О войне

Война… Жестокое и страшное слово. Два раза при жизни одного поколения ужасающим шквалом проносилась она по Земле. Вот уже двадцать, сорок, семьдесят лет и больше нет большой войны, но постоянно в разных уголках планеты тлеют ее угольки, то как бы присыпанные пеплом, то раскаленные до жара.

Я родился в самый день Победы и, как теперь почти уже весь народ, представляю ее по книгам и кинофильмам, воспоминаниях ее участников и современников, которых, увы, остается все меньше и меньше. Есть  деревни, где их нет уже давно.

Я помню, еще в школе, в младших классах ребятишки баловались на перемене. Это делалось и делается всегда, но в тот момент несколько мальчишек рисовали мелом на ладони фашистский крест и припечатывали его к плечу или спине пробегавших мимо соучеников и вскоре были отмечены почти все. Это, само собой, озорная забава была безо всякого умысла, просто недавно показали кинокартину про нашего разведчика, как его наградили фашисты. Из учительской вышел по нашим понятиям старый уже учитель, вел он географию. Он глянул в коридор, остановился и побледнел, хотел что-то сказать, но у него только пискнуло в горле. Затем он откашлялся и с неожиданной злобой заговорил: — Негодяи, знали бы вы, что этот знак означает. Сейчас же сотрите эту гадость, — подскочил, и поймав какого-то мальчишку, стал хлопать его по спине и от всей его фигуры, от интонации, от движений ну прямо таки струилось, исходило нетерпение и мука и это сразу  почувствовалось. Ребята сразу притихли и начали очищаться.

* _Задания для выполнения_
A. Какой предмет вел учитель, вышедший из учительской, в тексте о войне?
B. Продолжите текст о войне, начав сразу после его последнего предложения.

* _Фрагмент набора данных_
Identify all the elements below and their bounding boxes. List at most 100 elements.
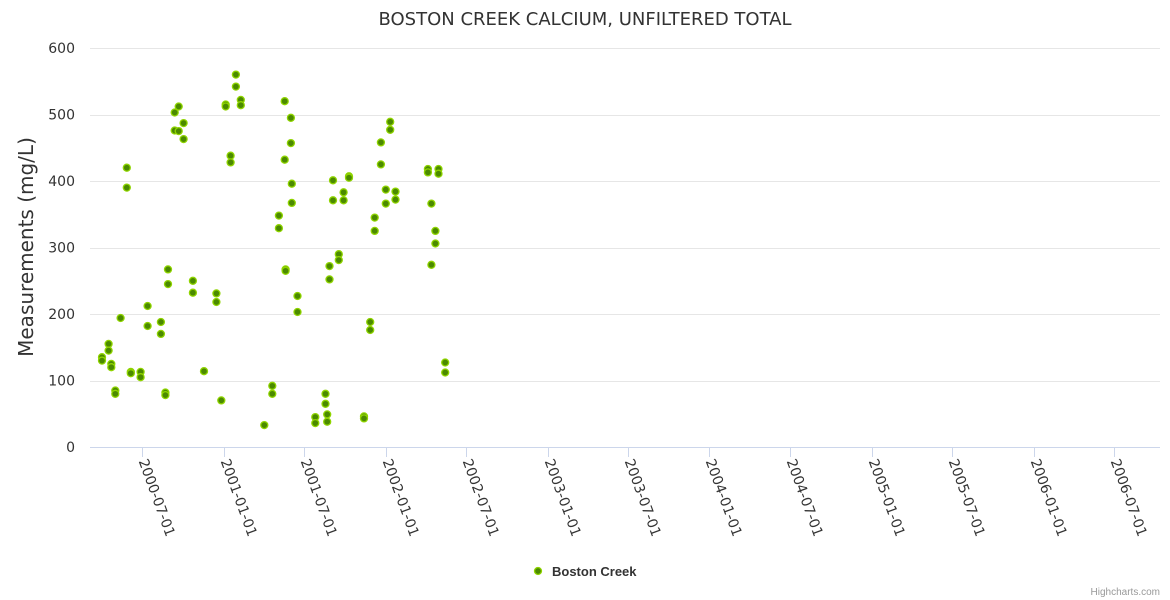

* _Письменные ответы_
A. Географию.

B.
Будучи постарше, помню такой момент. Выступал в актовом зале перед школьниками один ветеран, участник войны. Был какой-то торжественный вечер, концерт школьной самодеятельности и в программе было выступление фронтовика. Он не умел красиво рассказывать, коряво складывал фразы, потел, волновался и мучился от своего неумения. Хлопали ему здорово, но когда он сошел со сцены и отправился в коридор покурить, кто-то там ему заметил: — И чего это все про войну рассказывают?Надоело. Было и прошло. Забыли бы и дело с концом. Жизнь-то теперь другая. — Фронтовик закряхтел, неловко затоптался на месте, бросил папиросу:

— Ты, парень, неладно судишь.Ты это, того, неправильно так-то. — Он страдальчески морщился и отрицательно качал головой. — Ежли бы батька твой, к примеру, слышал. Ты что уж так-то, никак нельзя. — Мальчишку оттеснили, как-то извинялись, но возникшую неловкость уже невозможно было замять. Расстроился тогда этот фронтовик уж не знаю как, и даже спустя многие годы эта неловкость ощущается.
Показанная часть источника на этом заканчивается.